— Start Dataset extract —

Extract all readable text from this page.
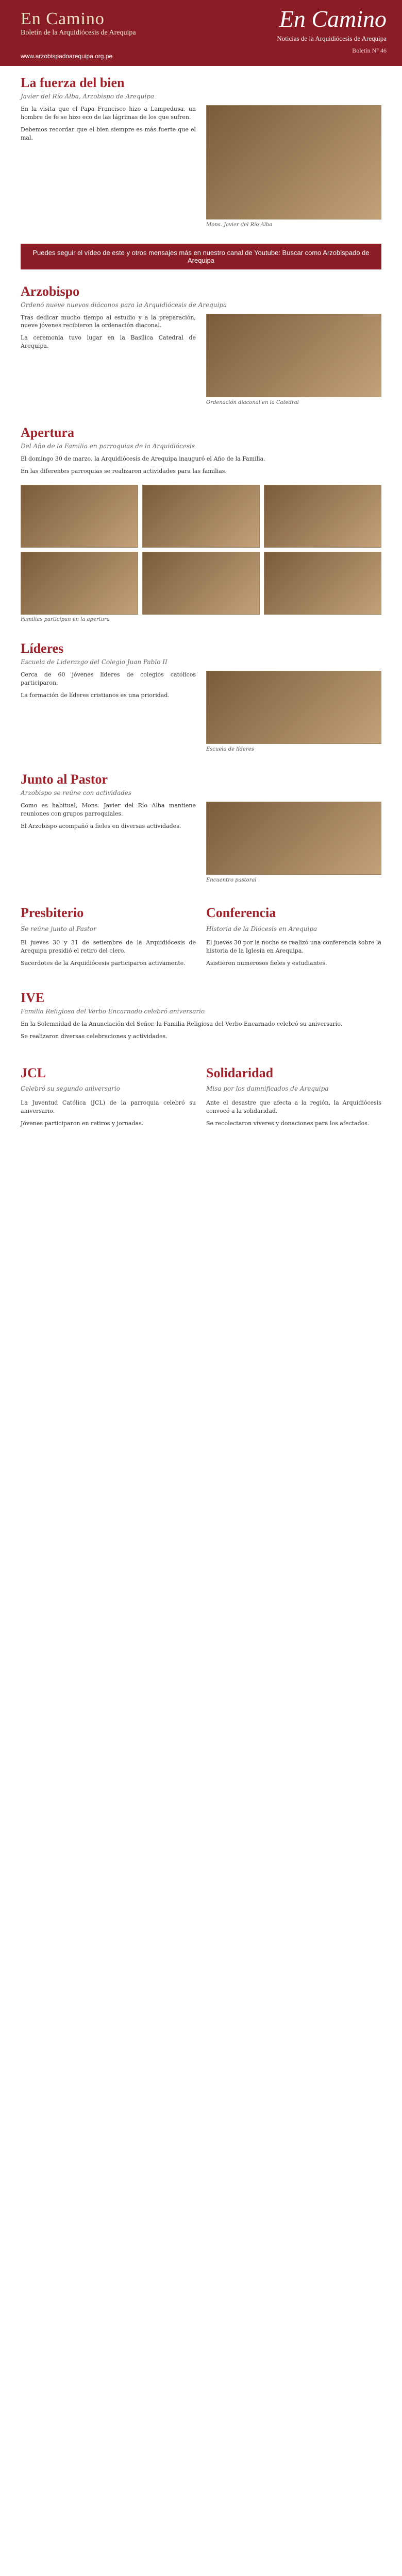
En Camino
Boletín de la Arquidiócesis de Arequipa
En Camino
Noticias de la Arquidiócesis de Arequipa
Boletín N° 46
www.arzobispadoarequipa.org.pe
La fuerza del bien
Javier del Río Alba, Arzobispo de Arequipa

En la visita que el Papa Francisco hizo a Lampedusa, un hombre de fe se hizo eco de las lágrimas de los que sufren.

Debemos recordar que el bien siempre es más fuerte que el mal.

Mons. Javier del Río Alba
Puedes seguir el vídeo de este y otros mensajes más en nuestro canal de Youtube: Buscar como Arzobispado de Arequipa
Arzobispo
Ordenó nueve nuevos diáconos para la Arquidiócesis de Arequipa

Tras dedicar mucho tiempo al estudio y a la preparación, nueve jóvenes recibieron la ordenación diaconal.

La ceremonia tuvo lugar en la Basílica Catedral de Arequipa.

Ordenación diaconal en la Catedral
Apertura
Del Año de la Familia en parroquias de la Arquidiócesis

El domingo 30 de marzo, la Arquidiócesis de Arequipa inauguró el Año de la Familia.

En las diferentes parroquias se realizaron actividades para las familias.

Familias participan en la apertura
Líderes
Escuela de Liderazgo del Colegio Juan Pablo II

Cerca de 60 jóvenes líderes de colegios católicos participaron.

La formación de líderes cristianos es una prioridad.

Escuela de líderes
Junto al Pastor
Arzobispo se reúne con actividades

Como es habitual, Mons. Javier del Río Alba mantiene reuniones con grupos parroquiales.

El Arzobispo acompañó a fieles en diversas actividades.

Encuentro pastoral
Presbiterio
Se reúne junto al Pastor

El jueves 30 y 31 de setiembre de la Arquidiócesis de Arequipa presidió el retiro del clero.

Sacerdotes de la Arquidiócesis participaron activamente.

Conferencia
Historia de la Diócesis en Arequipa

El jueves 30 por la noche se realizó una conferencia sobre la historia de la Iglesia en Arequipa.

Asistieron numerosos fieles y estudiantes.

IVE
Familia Religiosa del Verbo Encarnado celebró aniversario

En la Solemnidad de la Anunciación del Señor, la Familia Religiosa del Verbo Encarnado celebró su aniversario.

Se realizaron diversas celebraciones y actividades.

JCL
Celebró su segundo aniversario

La Juventud Católica (JCL) de la parroquia celebró su aniversario.

Jóvenes participaron en retiros y jornadas.

Solidaridad
Misa por los damnificados de Arequipa

Ante el desastre que afecta a la región, la Arquidiócesis convocó a la solidaridad.

Se recolectaron víveres y donaciones para los afectados.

— End Dataset extract —

Find how many lines in the material hold the word "aniversario" and state that number alone.

**Correct response:**
4